Stored records =
= = = = = = =

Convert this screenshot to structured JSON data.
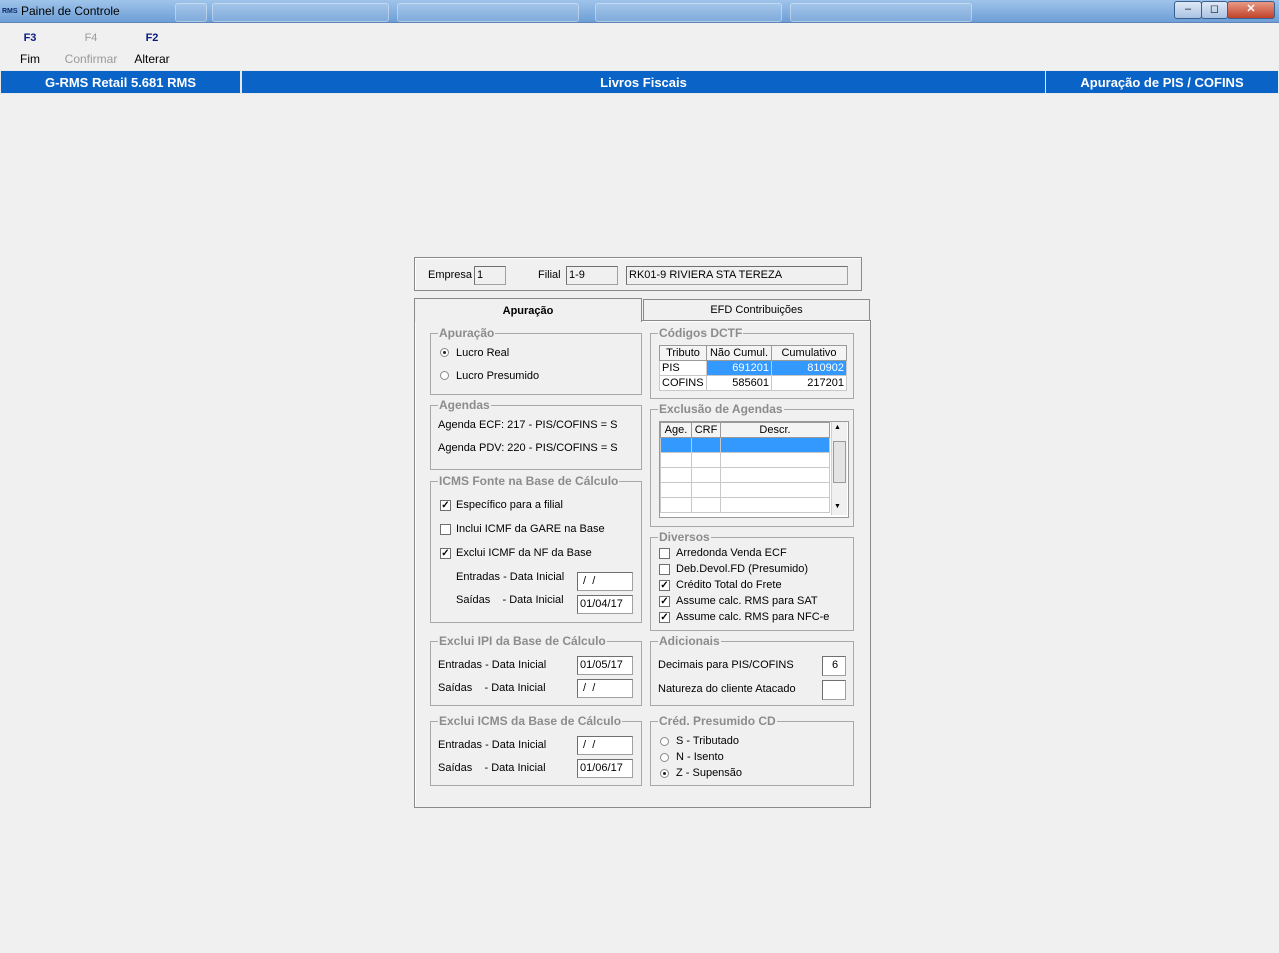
{
  "window": {
    "title": "Painel de Controle",
    "app_icon_text": "RMS",
    "min": "–",
    "max": "◻",
    "close": "✕"
  },
  "toolbar": [
    {
      "key": "F3",
      "label": "Fim",
      "enabled": true
    },
    {
      "key": "F4",
      "label": "Confirmar",
      "enabled": false
    },
    {
      "key": "F2",
      "label": "Alterar",
      "enabled": true
    }
  ],
  "header": {
    "app_name": "G-RMS Retail 5.681 RMS",
    "module": "Livros Fiscais",
    "screen": "Apuração de PIS / COFINS",
    "bar_color": "#0a64c8"
  },
  "company": {
    "empresa_label": "Empresa",
    "empresa_value": "1",
    "filial_label": "Filial",
    "filial_value": "1-9",
    "filial_name": "RK01-9 RIVIERA STA TEREZA"
  },
  "tabs": {
    "active": "Apuração",
    "other": "EFD Contribuições"
  },
  "apuracao": {
    "title": "Apuração",
    "opt_real": "Lucro Real",
    "opt_presumido": "Lucro Presumido",
    "selected": "Lucro Real"
  },
  "agendas": {
    "title": "Agendas",
    "ecf": "Agenda ECF: 217 - PIS/COFINS = S",
    "pdv": "Agenda PDV: 220 - PIS/COFINS = S"
  },
  "icms_fonte": {
    "title": "ICMS Fonte na Base de Cálculo",
    "especifico": "Específico para a filial",
    "especifico_checked": true,
    "inclui": "Inclui ICMF da GARE na Base",
    "inclui_checked": false,
    "exclui": "Exclui ICMF da NF da Base",
    "exclui_checked": true,
    "entradas_label": "Entradas - Data Inicial",
    "entradas_value": " /  /",
    "saidas_label": "Saídas    - Data Inicial",
    "saidas_value": "01/04/17"
  },
  "exclui_ipi": {
    "title": "Exclui IPI da Base de Cálculo",
    "entradas_label": "Entradas - Data Inicial",
    "entradas_value": "01/05/17",
    "saidas_label": "Saídas    - Data Inicial",
    "saidas_value": " /  /"
  },
  "exclui_icms": {
    "title": "Exclui ICMS da Base de Cálculo",
    "entradas_label": "Entradas - Data Inicial",
    "entradas_value": " /  /",
    "saidas_label": "Saídas    - Data Inicial",
    "saidas_value": "01/06/17"
  },
  "dctf": {
    "title": "Códigos DCTF",
    "columns": [
      "Tributo",
      "Não Cumul.",
      "Cumulativo"
    ],
    "rows": [
      {
        "tributo": "PIS",
        "nao_cumul": "691201",
        "cumulativo": "810902",
        "selected": true
      },
      {
        "tributo": "COFINS",
        "nao_cumul": "585601",
        "cumulativo": "217201",
        "selected": false
      }
    ]
  },
  "exclusao": {
    "title": "Exclusão de Agendas",
    "columns": [
      "Age.",
      "CRF",
      "Descr."
    ],
    "scroll_up": "▲",
    "scroll_down": "▼"
  },
  "diversos": {
    "title": "Diversos",
    "items": [
      {
        "label": "Arredonda Venda ECF",
        "checked": false
      },
      {
        "label": "Deb.Devol.FD (Presumido)",
        "checked": false
      },
      {
        "label": "Crédito Total do Frete",
        "checked": true
      },
      {
        "label": "Assume calc. RMS para SAT",
        "checked": true
      },
      {
        "label": "Assume calc. RMS para NFC-e",
        "checked": true
      }
    ]
  },
  "adicionais": {
    "title": "Adicionais",
    "decimais_label": "Decimais para PIS/COFINS",
    "decimais_value": "6",
    "natureza_label": "Natureza do cliente Atacado",
    "natureza_value": ""
  },
  "cred_presumido": {
    "title": "Créd. Presumido CD",
    "options": [
      "S - Tributado",
      "N - Isento",
      "Z - Supensão"
    ],
    "selected": "Z - Supensão"
  },
  "selection_color": "#3399ff"
}
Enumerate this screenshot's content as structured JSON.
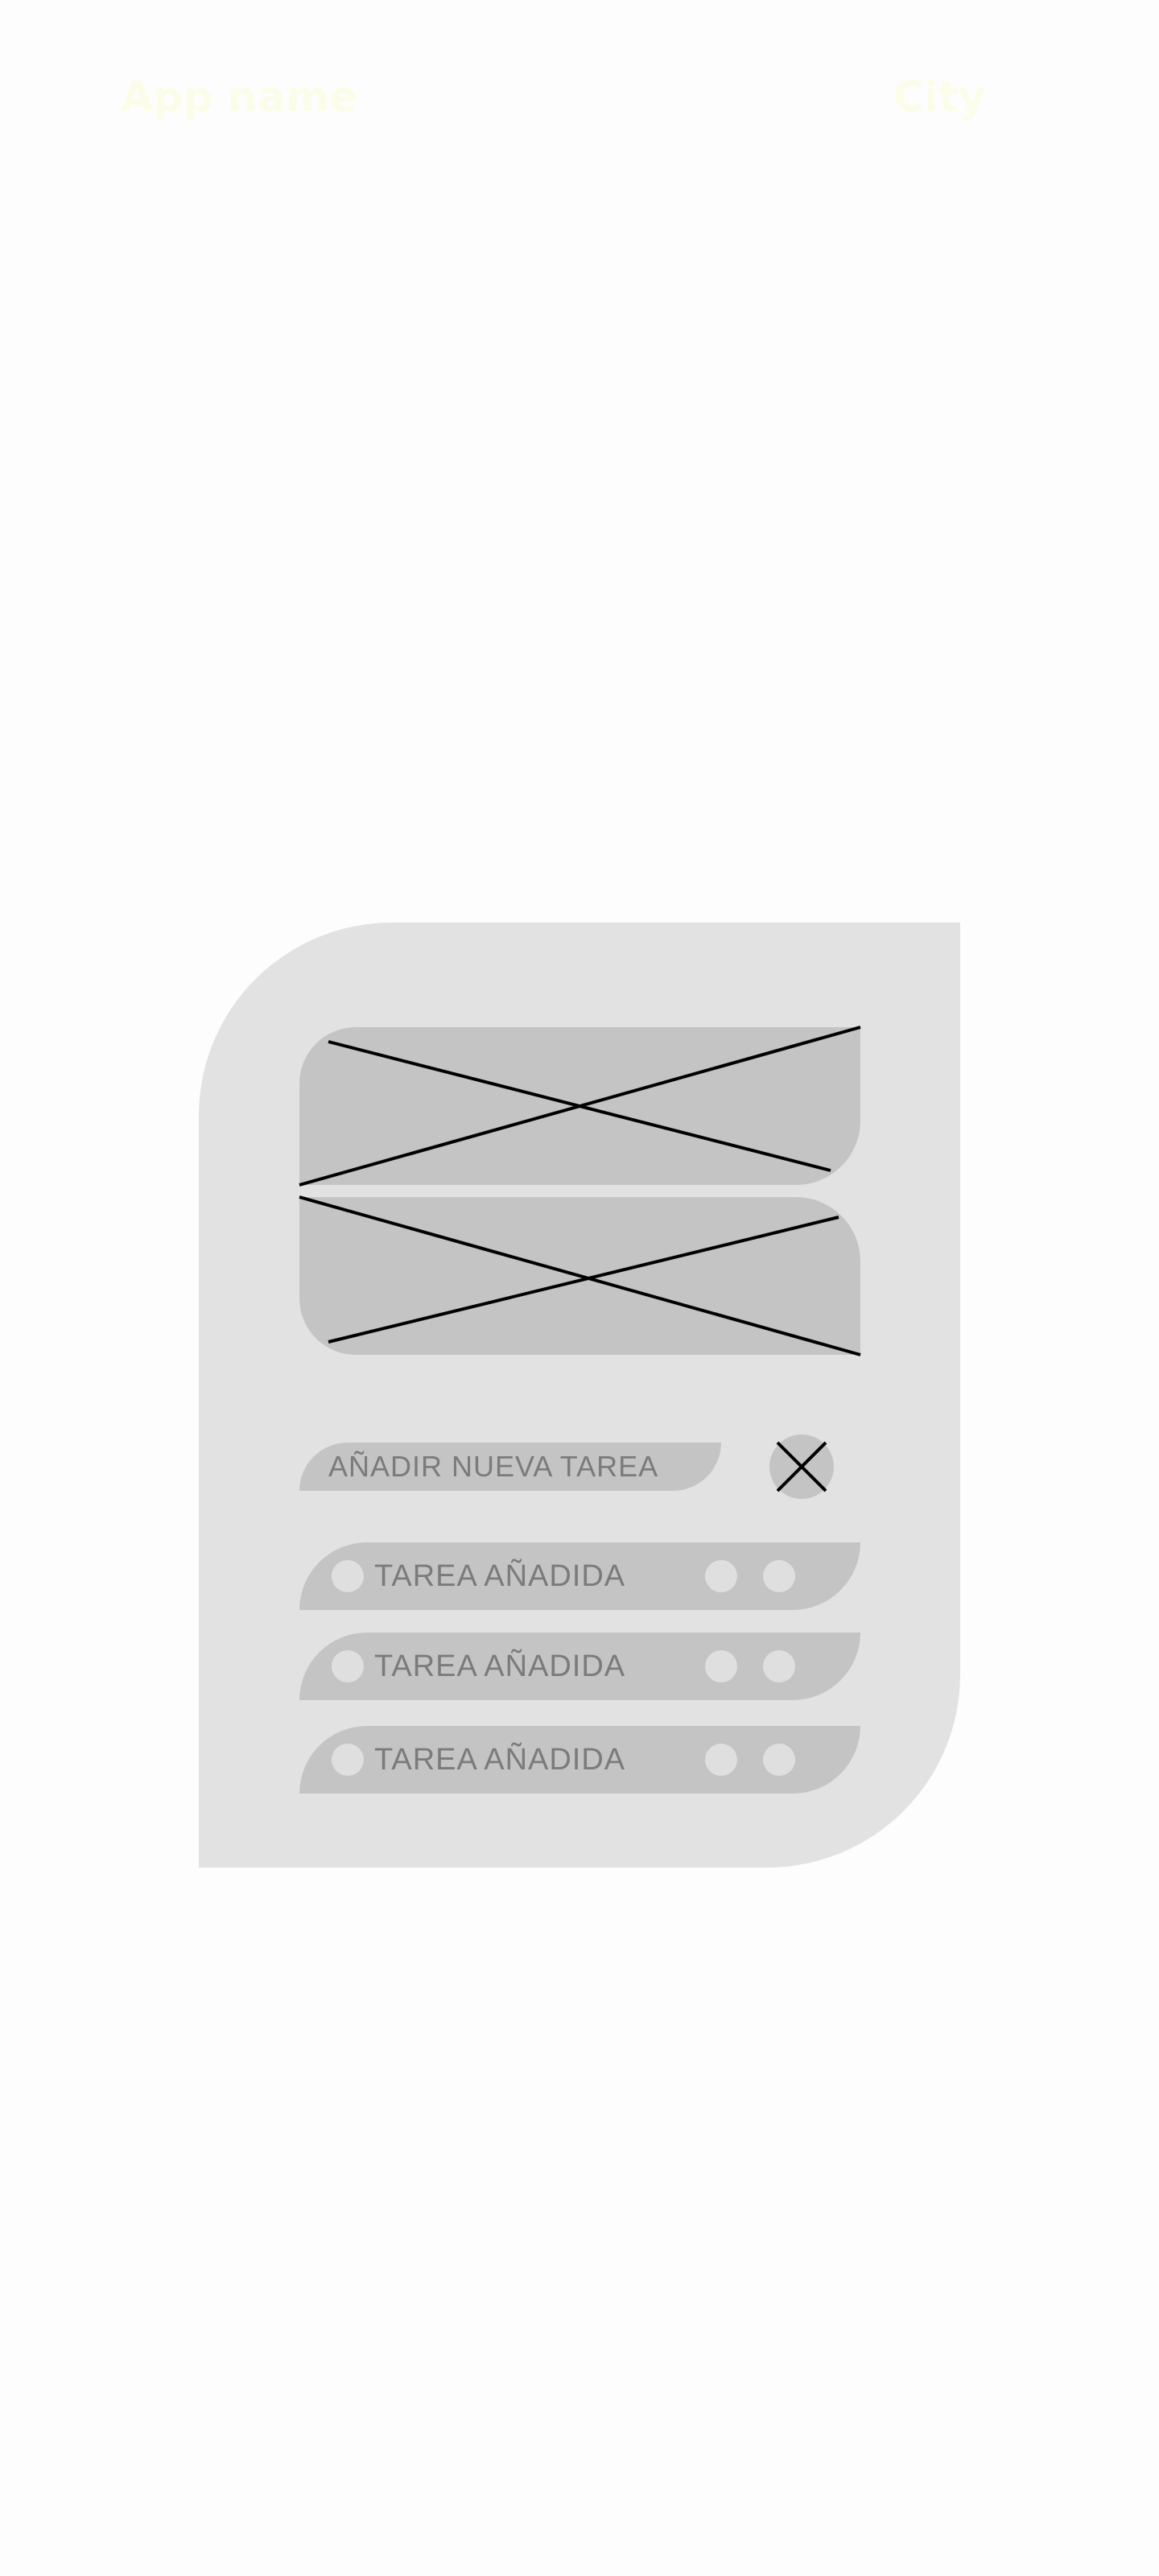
{
  "header": {
    "app_name": "App name",
    "city": "City"
  },
  "colors": {
    "header_text": "#fbfde8",
    "card_background": "#e3e2e3",
    "element_fill": "#c4c4c4",
    "text_muted": "#7b7b7b"
  },
  "new_task": {
    "placeholder": "AÑADIR NUEVA TAREA",
    "close_icon": "close-icon"
  },
  "tasks": [
    {
      "label": "TAREA AÑADIDA"
    },
    {
      "label": "TAREA AÑADIDA"
    },
    {
      "label": "TAREA AÑADIDA"
    }
  ]
}
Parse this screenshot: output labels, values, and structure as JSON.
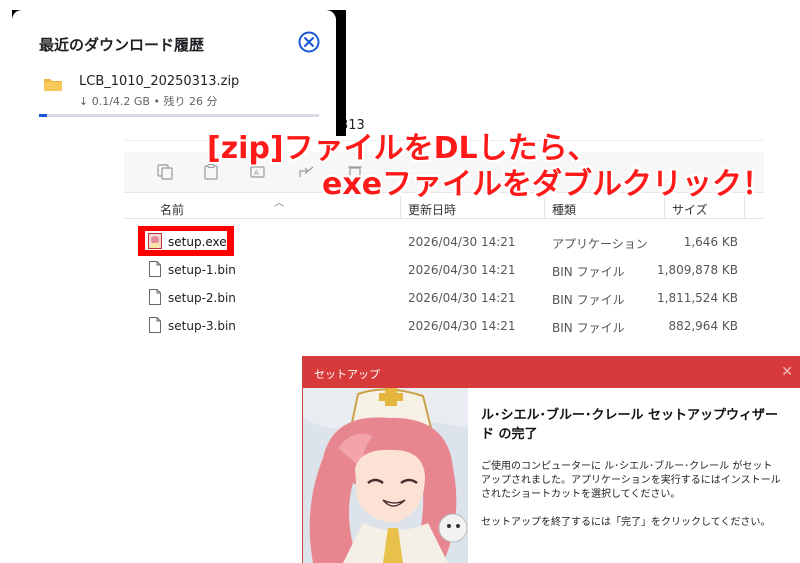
{
  "downloads": {
    "title": "最近のダウンロード履歴",
    "file_name": "LCB_1010_20250313.zip",
    "status": "↓ 0.1/4.2 GB • 残り 26 分",
    "progress_fraction": 0.03
  },
  "explorer": {
    "path_fragment": "313",
    "columns": {
      "name": "名前",
      "date": "更新日時",
      "type": "種類",
      "size": "サイズ"
    },
    "files": [
      {
        "name": "setup.exe",
        "date": "2026/04/30 14:21",
        "type": "アプリケーション",
        "size": "1,646 KB"
      },
      {
        "name": "setup-1.bin",
        "date": "2026/04/30 14:21",
        "type": "BIN ファイル",
        "size": "1,809,878 KB"
      },
      {
        "name": "setup-2.bin",
        "date": "2026/04/30 14:21",
        "type": "BIN ファイル",
        "size": "1,811,524 KB"
      },
      {
        "name": "setup-3.bin",
        "date": "2026/04/30 14:21",
        "type": "BIN ファイル",
        "size": "882,964 KB"
      }
    ]
  },
  "annotation": {
    "line1": "[zip]ファイルをDLしたら、",
    "line2": "exeファイルをダブルクリック！"
  },
  "setup": {
    "title": "セットアップ",
    "heading": "ル･シエル･ブルー･クレール セットアップウィザード の完了",
    "description": "ご使用のコンピューターに ル･シエル･ブルー･クレール がセットアップされました。アプリケーションを実行するにはインストールされたショートカットを選択してください。",
    "finish_text": "セットアップを終了するには「完了」をクリックしてください。"
  },
  "colors": {
    "accent_red": "#ff1a1a",
    "setup_titlebar": "#d63a3a",
    "progress_blue": "#1a57d6"
  }
}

= = = = = = =

What this task involves = Print every entry above again without changing a word, and omit the pictures.

The completed task =
Convert this screenshot to structured JSON data.
{
  "window": {
    "title": "Painel de Controle",
    "app_icon_text": "RMS",
    "min": "–",
    "max": "◻",
    "close": "✕"
  },
  "toolbar": [
    {
      "key": "F3",
      "label": "Fim",
      "enabled": true
    },
    {
      "key": "F4",
      "label": "Confirmar",
      "enabled": false
    },
    {
      "key": "F2",
      "label": "Alterar",
      "enabled": true
    }
  ],
  "header": {
    "app_name": "G-RMS Retail 5.681 RMS",
    "module": "Livros Fiscais",
    "screen": "Apuração de PIS / COFINS",
    "bar_color": "#0a64c8"
  },
  "company": {
    "empresa_label": "Empresa",
    "empresa_value": "1",
    "filial_label": "Filial",
    "filial_value": "1-9",
    "filial_name": "RK01-9 RIVIERA STA TEREZA"
  },
  "tabs": {
    "active": "Apuração",
    "other": "EFD Contribuições"
  },
  "apuracao": {
    "title": "Apuração",
    "opt_real": "Lucro Real",
    "opt_presumido": "Lucro Presumido",
    "selected": "Lucro Real"
  },
  "agendas": {
    "title": "Agendas",
    "ecf": "Agenda ECF: 217 - PIS/COFINS = S",
    "pdv": "Agenda PDV: 220 - PIS/COFINS = S"
  },
  "icms_fonte": {
    "title": "ICMS Fonte na Base de Cálculo",
    "especifico": "Específico para a filial",
    "especifico_checked": true,
    "inclui": "Inclui ICMF da GARE na Base",
    "inclui_checked": false,
    "exclui": "Exclui ICMF da NF da Base",
    "exclui_checked": true,
    "entradas_label": "Entradas - Data Inicial",
    "entradas_value": " /  /",
    "saidas_label": "Saídas    - Data Inicial",
    "saidas_value": "01/04/17"
  },
  "exclui_ipi": {
    "title": "Exclui IPI da Base de Cálculo",
    "entradas_label": "Entradas - Data Inicial",
    "entradas_value": "01/05/17",
    "saidas_label": "Saídas    - Data Inicial",
    "saidas_value": " /  /"
  },
  "exclui_icms": {
    "title": "Exclui ICMS da Base de Cálculo",
    "entradas_label": "Entradas - Data Inicial",
    "entradas_value": " /  /",
    "saidas_label": "Saídas    - Data Inicial",
    "saidas_value": "01/06/17"
  },
  "dctf": {
    "title": "Códigos DCTF",
    "columns": [
      "Tributo",
      "Não Cumul.",
      "Cumulativo"
    ],
    "rows": [
      {
        "tributo": "PIS",
        "nao_cumul": "691201",
        "cumulativo": "810902",
        "selected": true
      },
      {
        "tributo": "COFINS",
        "nao_cumul": "585601",
        "cumulativo": "217201",
        "selected": false
      }
    ]
  },
  "exclusao": {
    "title": "Exclusão de Agendas",
    "columns": [
      "Age.",
      "CRF",
      "Descr."
    ],
    "scroll_up": "▲",
    "scroll_down": "▼"
  },
  "diversos": {
    "title": "Diversos",
    "items": [
      {
        "label": "Arredonda Venda ECF",
        "checked": false
      },
      {
        "label": "Deb.Devol.FD (Presumido)",
        "checked": false
      },
      {
        "label": "Crédito Total do Frete",
        "checked": true
      },
      {
        "label": "Assume calc. RMS para SAT",
        "checked": true
      },
      {
        "label": "Assume calc. RMS para NFC-e",
        "checked": true
      }
    ]
  },
  "adicionais": {
    "title": "Adicionais",
    "decimais_label": "Decimais para PIS/COFINS",
    "decimais_value": "6",
    "natureza_label": "Natureza do cliente Atacado",
    "natureza_value": ""
  },
  "cred_presumido": {
    "title": "Créd. Presumido CD",
    "options": [
      "S - Tributado",
      "N - Isento",
      "Z - Supensão"
    ],
    "selected": "Z - Supensão"
  },
  "selection_color": "#3399ff"
}
Enumerate this screenshot's content as structured JSON.
{
  "header": {
    "app_name": "App name",
    "city": "City"
  },
  "colors": {
    "header_text": "#fbfde8",
    "card_background": "#e3e2e3",
    "element_fill": "#c4c4c4",
    "text_muted": "#7b7b7b"
  },
  "new_task": {
    "placeholder": "AÑADIR NUEVA TAREA",
    "close_icon": "close-icon"
  },
  "tasks": [
    {
      "label": "TAREA AÑADIDA"
    },
    {
      "label": "TAREA AÑADIDA"
    },
    {
      "label": "TAREA AÑADIDA"
    }
  ]
}
Parse this screenshot: output labels, values, and structure as JSON.
{
  "downloads": {
    "title": "最近のダウンロード履歴",
    "file_name": "LCB_1010_20250313.zip",
    "status": "↓ 0.1/4.2 GB • 残り 26 分",
    "progress_fraction": 0.03
  },
  "explorer": {
    "path_fragment": "313",
    "columns": {
      "name": "名前",
      "date": "更新日時",
      "type": "種類",
      "size": "サイズ"
    },
    "files": [
      {
        "name": "setup.exe",
        "date": "2026/04/30 14:21",
        "type": "アプリケーション",
        "size": "1,646 KB"
      },
      {
        "name": "setup-1.bin",
        "date": "2026/04/30 14:21",
        "type": "BIN ファイル",
        "size": "1,809,878 KB"
      },
      {
        "name": "setup-2.bin",
        "date": "2026/04/30 14:21",
        "type": "BIN ファイル",
        "size": "1,811,524 KB"
      },
      {
        "name": "setup-3.bin",
        "date": "2026/04/30 14:21",
        "type": "BIN ファイル",
        "size": "882,964 KB"
      }
    ]
  },
  "annotation": {
    "line1": "[zip]ファイルをDLしたら、",
    "line2": "exeファイルをダブルクリック！"
  },
  "setup": {
    "title": "セットアップ",
    "heading": "ル･シエル･ブルー･クレール セットアップウィザード の完了",
    "description": "ご使用のコンピューターに ル･シエル･ブルー･クレール がセットアップされました。アプリケーションを実行するにはインストールされたショートカットを選択してください。",
    "finish_text": "セットアップを終了するには「完了」をクリックしてください。"
  },
  "colors": {
    "accent_red": "#ff1a1a",
    "setup_titlebar": "#d63a3a",
    "progress_blue": "#1a57d6"
  }
}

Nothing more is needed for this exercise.